- [Exercise instructions]:
Give the count of lines holding the string "salida" and nothing else.
**** Supplied material
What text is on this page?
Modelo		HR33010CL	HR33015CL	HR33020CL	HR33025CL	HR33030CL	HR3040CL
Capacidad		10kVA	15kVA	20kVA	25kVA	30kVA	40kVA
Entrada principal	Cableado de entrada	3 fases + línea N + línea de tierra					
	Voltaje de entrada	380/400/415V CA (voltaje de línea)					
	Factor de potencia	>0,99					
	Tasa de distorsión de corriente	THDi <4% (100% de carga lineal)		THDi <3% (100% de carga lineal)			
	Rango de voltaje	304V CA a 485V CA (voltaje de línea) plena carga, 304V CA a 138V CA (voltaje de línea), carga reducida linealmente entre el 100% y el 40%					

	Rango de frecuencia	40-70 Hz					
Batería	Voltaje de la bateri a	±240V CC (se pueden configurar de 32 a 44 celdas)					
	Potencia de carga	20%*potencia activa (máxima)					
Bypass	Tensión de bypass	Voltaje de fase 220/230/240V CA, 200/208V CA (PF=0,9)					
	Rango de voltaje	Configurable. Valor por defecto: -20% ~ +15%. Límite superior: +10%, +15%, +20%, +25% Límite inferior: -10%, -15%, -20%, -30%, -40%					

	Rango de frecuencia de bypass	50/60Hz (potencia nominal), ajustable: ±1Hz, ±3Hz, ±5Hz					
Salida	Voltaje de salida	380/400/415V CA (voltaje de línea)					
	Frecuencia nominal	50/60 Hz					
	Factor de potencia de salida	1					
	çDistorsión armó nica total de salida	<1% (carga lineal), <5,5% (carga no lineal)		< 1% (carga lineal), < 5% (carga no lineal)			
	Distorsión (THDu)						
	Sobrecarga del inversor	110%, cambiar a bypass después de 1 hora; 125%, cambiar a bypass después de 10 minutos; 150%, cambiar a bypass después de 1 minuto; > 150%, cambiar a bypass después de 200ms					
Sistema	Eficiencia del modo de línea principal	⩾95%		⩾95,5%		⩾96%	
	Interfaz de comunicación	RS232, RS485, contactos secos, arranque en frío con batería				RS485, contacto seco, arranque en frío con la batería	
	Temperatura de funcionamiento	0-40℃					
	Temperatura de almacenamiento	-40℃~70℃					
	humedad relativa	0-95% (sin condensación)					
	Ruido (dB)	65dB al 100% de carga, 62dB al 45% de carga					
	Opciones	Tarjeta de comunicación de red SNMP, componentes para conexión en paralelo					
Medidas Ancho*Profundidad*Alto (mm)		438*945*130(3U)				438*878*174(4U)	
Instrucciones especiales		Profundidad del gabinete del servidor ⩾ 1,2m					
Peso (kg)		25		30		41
********
- [Correct answer]:
3